● What is expected:
Quote the whole listing verbatim.

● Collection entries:
** Start **
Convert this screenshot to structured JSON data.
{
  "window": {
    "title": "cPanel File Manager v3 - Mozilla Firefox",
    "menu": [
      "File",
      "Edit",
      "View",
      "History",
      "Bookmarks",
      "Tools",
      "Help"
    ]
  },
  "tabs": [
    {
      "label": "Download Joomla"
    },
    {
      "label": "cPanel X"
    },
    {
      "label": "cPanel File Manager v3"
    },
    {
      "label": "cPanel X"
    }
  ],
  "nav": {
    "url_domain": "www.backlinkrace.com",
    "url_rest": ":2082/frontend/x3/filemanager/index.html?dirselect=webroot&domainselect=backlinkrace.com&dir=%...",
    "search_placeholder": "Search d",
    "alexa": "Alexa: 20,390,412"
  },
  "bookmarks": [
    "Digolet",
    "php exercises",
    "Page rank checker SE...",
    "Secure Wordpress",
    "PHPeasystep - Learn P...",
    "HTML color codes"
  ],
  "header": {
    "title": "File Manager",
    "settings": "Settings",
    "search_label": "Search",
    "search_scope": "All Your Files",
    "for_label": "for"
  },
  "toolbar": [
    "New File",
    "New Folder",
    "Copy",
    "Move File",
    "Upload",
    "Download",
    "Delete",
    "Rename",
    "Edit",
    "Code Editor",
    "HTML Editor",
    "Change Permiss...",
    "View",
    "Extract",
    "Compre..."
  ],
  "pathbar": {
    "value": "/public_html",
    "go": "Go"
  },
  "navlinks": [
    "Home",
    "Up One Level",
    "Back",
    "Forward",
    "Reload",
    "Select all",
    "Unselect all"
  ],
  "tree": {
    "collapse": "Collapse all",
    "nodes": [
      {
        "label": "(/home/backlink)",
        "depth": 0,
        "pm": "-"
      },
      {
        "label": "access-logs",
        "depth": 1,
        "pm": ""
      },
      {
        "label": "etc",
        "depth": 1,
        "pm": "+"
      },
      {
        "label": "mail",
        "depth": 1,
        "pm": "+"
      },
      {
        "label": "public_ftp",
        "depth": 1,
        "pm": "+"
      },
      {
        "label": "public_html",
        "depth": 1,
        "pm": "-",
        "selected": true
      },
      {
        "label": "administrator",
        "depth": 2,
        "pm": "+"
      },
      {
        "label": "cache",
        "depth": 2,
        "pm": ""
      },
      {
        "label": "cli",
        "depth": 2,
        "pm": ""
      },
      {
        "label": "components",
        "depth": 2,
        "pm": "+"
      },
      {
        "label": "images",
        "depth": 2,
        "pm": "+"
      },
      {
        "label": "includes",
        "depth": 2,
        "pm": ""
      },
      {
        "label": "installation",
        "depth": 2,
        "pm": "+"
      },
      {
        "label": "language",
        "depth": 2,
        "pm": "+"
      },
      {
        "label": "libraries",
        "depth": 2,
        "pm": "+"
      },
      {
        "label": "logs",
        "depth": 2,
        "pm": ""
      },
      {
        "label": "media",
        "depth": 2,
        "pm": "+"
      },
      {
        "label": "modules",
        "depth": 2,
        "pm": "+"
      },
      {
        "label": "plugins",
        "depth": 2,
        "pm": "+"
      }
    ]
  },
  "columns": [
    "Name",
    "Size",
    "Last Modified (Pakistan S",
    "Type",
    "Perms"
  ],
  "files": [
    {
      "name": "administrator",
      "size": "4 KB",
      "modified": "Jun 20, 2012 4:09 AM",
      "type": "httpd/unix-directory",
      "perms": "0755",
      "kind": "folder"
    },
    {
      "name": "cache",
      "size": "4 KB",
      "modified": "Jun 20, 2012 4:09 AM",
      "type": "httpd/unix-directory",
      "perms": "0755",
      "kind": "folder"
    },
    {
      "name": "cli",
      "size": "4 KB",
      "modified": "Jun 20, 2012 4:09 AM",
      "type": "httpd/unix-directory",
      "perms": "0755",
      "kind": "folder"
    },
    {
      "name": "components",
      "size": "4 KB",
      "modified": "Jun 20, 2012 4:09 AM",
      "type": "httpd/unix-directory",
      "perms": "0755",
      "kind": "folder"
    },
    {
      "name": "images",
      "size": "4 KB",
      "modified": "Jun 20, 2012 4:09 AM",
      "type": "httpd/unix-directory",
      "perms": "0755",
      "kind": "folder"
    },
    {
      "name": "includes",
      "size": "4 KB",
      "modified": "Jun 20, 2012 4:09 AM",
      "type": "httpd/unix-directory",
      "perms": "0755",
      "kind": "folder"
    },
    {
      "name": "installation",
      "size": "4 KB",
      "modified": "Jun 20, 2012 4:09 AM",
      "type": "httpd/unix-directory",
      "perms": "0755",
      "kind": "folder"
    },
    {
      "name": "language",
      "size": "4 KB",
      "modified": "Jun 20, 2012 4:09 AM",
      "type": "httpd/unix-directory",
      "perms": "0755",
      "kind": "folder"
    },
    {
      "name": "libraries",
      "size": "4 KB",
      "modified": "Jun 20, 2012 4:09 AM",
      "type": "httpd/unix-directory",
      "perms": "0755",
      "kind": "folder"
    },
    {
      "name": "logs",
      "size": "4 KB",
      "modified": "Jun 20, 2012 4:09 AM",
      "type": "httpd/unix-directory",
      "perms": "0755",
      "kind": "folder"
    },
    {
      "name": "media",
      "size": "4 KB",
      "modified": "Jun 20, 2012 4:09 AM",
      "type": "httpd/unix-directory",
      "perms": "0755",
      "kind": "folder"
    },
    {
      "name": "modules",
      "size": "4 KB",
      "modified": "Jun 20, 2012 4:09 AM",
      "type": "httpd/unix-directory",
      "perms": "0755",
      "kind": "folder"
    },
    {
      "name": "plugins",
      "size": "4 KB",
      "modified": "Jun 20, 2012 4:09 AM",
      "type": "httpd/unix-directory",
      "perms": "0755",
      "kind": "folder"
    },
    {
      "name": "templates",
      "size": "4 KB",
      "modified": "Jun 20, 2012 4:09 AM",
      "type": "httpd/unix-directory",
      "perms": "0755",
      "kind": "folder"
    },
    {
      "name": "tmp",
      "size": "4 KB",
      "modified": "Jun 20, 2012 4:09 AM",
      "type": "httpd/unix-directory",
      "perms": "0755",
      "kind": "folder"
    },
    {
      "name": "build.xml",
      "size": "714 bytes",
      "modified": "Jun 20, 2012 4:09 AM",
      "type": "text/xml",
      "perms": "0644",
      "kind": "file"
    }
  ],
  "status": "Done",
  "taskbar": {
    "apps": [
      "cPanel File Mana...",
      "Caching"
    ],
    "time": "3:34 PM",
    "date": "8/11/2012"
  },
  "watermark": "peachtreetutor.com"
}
** End **
● Output of the exercise:
Convert this screenshot to structured JSON data.
{
  "window": {
    "title": "cPanel File Manager v3 - Mozilla Firefox",
    "menu": [
      "File",
      "Edit",
      "View",
      "History",
      "Bookmarks",
      "Tools",
      "Help"
    ]
  },
  "tabs": [
    {
      "label": "Download Joomla"
    },
    {
      "label": "cPanel X"
    },
    {
      "label": "cPanel File Manager v3"
    },
    {
      "label": "cPanel X"
    }
  ],
  "nav": {
    "url_domain": "www.backlinkrace.com",
    "url_rest": ":2082/frontend/x3/filemanager/index.html?dirselect=webroot&domainselect=backlinkrace.com&dir=%...",
    "search_placeholder": "Search d",
    "alexa": "Alexa: 20,390,412"
  },
  "bookmarks": [
    "Digolet",
    "php exercises",
    "Page rank checker SE...",
    "Secure Wordpress",
    "PHPeasystep - Learn P...",
    "HTML color codes"
  ],
  "header": {
    "title": "File Manager",
    "settings": "Settings",
    "search_label": "Search",
    "search_scope": "All Your Files",
    "for_label": "for"
  },
  "toolbar": [
    "New File",
    "New Folder",
    "Copy",
    "Move File",
    "Upload",
    "Download",
    "Delete",
    "Rename",
    "Edit",
    "Code Editor",
    "HTML Editor",
    "Change Permiss...",
    "View",
    "Extract",
    "Compre..."
  ],
  "pathbar": {
    "value": "/public_html",
    "go": "Go"
  },
  "navlinks": [
    "Home",
    "Up One Level",
    "Back",
    "Forward",
    "Reload",
    "Select all",
    "Unselect all"
  ],
  "tree": {
    "collapse": "Collapse all",
    "nodes": [
      {
        "label": "(/home/backlink)",
        "depth": 0,
        "pm": "-"
      },
      {
        "label": "access-logs",
        "depth": 1,
        "pm": ""
      },
      {
        "label": "etc",
        "depth": 1,
        "pm": "+"
      },
      {
        "label": "mail",
        "depth": 1,
        "pm": "+"
      },
      {
        "label": "public_ftp",
        "depth": 1,
        "pm": "+"
      },
      {
        "label": "public_html",
        "depth": 1,
        "pm": "-",
        "selected": true
      },
      {
        "label": "administrator",
        "depth": 2,
        "pm": "+"
      },
      {
        "label": "cache",
        "depth": 2,
        "pm": ""
      },
      {
        "label": "cli",
        "depth": 2,
        "pm": ""
      },
      {
        "label": "components",
        "depth": 2,
        "pm": "+"
      },
      {
        "label": "images",
        "depth": 2,
        "pm": "+"
      },
      {
        "label": "includes",
        "depth": 2,
        "pm": ""
      },
      {
        "label": "installation",
        "depth": 2,
        "pm": "+"
      },
      {
        "label": "language",
        "depth": 2,
        "pm": "+"
      },
      {
        "label": "libraries",
        "depth": 2,
        "pm": "+"
      },
      {
        "label": "logs",
        "depth": 2,
        "pm": ""
      },
      {
        "label": "media",
        "depth": 2,
        "pm": "+"
      },
      {
        "label": "modules",
        "depth": 2,
        "pm": "+"
      },
      {
        "label": "plugins",
        "depth": 2,
        "pm": "+"
      }
    ]
  },
  "columns": [
    "Name",
    "Size",
    "Last Modified (Pakistan S",
    "Type",
    "Perms"
  ],
  "files": [
    {
      "name": "administrator",
      "size": "4 KB",
      "modified": "Jun 20, 2012 4:09 AM",
      "type": "httpd/unix-directory",
      "perms": "0755",
      "kind": "folder"
    },
    {
      "name": "cache",
      "size": "4 KB",
      "modified": "Jun 20, 2012 4:09 AM",
      "type": "httpd/unix-directory",
      "perms": "0755",
      "kind": "folder"
    },
    {
      "name": "cli",
      "size": "4 KB",
      "modified": "Jun 20, 2012 4:09 AM",
      "type": "httpd/unix-directory",
      "perms": "0755",
      "kind": "folder"
    },
    {
      "name": "components",
      "size": "4 KB",
      "modified": "Jun 20, 2012 4:09 AM",
      "type": "httpd/unix-directory",
      "perms": "0755",
      "kind": "folder"
    },
    {
      "name": "images",
      "size": "4 KB",
      "modified": "Jun 20, 2012 4:09 AM",
      "type": "httpd/unix-directory",
      "perms": "0755",
      "kind": "folder"
    },
    {
      "name": "includes",
      "size": "4 KB",
      "modified": "Jun 20, 2012 4:09 AM",
      "type": "httpd/unix-directory",
      "perms": "0755",
      "kind": "folder"
    },
    {
      "name": "installation",
      "size": "4 KB",
      "modified": "Jun 20, 2012 4:09 AM",
      "type": "httpd/unix-directory",
      "perms": "0755",
      "kind": "folder"
    },
    {
      "name": "language",
      "size": "4 KB",
      "modified": "Jun 20, 2012 4:09 AM",
      "type": "httpd/unix-directory",
      "perms": "0755",
      "kind": "folder"
    },
    {
      "name": "libraries",
      "size": "4 KB",
      "modified": "Jun 20, 2012 4:09 AM",
      "type": "httpd/unix-directory",
      "perms": "0755",
      "kind": "folder"
    },
    {
      "name": "logs",
      "size": "4 KB",
      "modified": "Jun 20, 2012 4:09 AM",
      "type": "httpd/unix-directory",
      "perms": "0755",
      "kind": "folder"
    },
    {
      "name": "media",
      "size": "4 KB",
      "modified": "Jun 20, 2012 4:09 AM",
      "type": "httpd/unix-directory",
      "perms": "0755",
      "kind": "folder"
    },
    {
      "name": "modules",
      "size": "4 KB",
      "modified": "Jun 20, 2012 4:09 AM",
      "type": "httpd/unix-directory",
      "perms": "0755",
      "kind": "folder"
    },
    {
      "name": "plugins",
      "size": "4 KB",
      "modified": "Jun 20, 2012 4:09 AM",
      "type": "httpd/unix-directory",
      "perms": "0755",
      "kind": "folder"
    },
    {
      "name": "templates",
      "size": "4 KB",
      "modified": "Jun 20, 2012 4:09 AM",
      "type": "httpd/unix-directory",
      "perms": "0755",
      "kind": "folder"
    },
    {
      "name": "tmp",
      "size": "4 KB",
      "modified": "Jun 20, 2012 4:09 AM",
      "type": "httpd/unix-directory",
      "perms": "0755",
      "kind": "folder"
    },
    {
      "name": "build.xml",
      "size": "714 bytes",
      "modified": "Jun 20, 2012 4:09 AM",
      "type": "text/xml",
      "perms": "0644",
      "kind": "file"
    }
  ],
  "status": "Done",
  "taskbar": {
    "apps": [
      "cPanel File Mana...",
      "Caching"
    ],
    "time": "3:34 PM",
    "date": "8/11/2012"
  },
  "watermark": "peachtreetutor.com"
}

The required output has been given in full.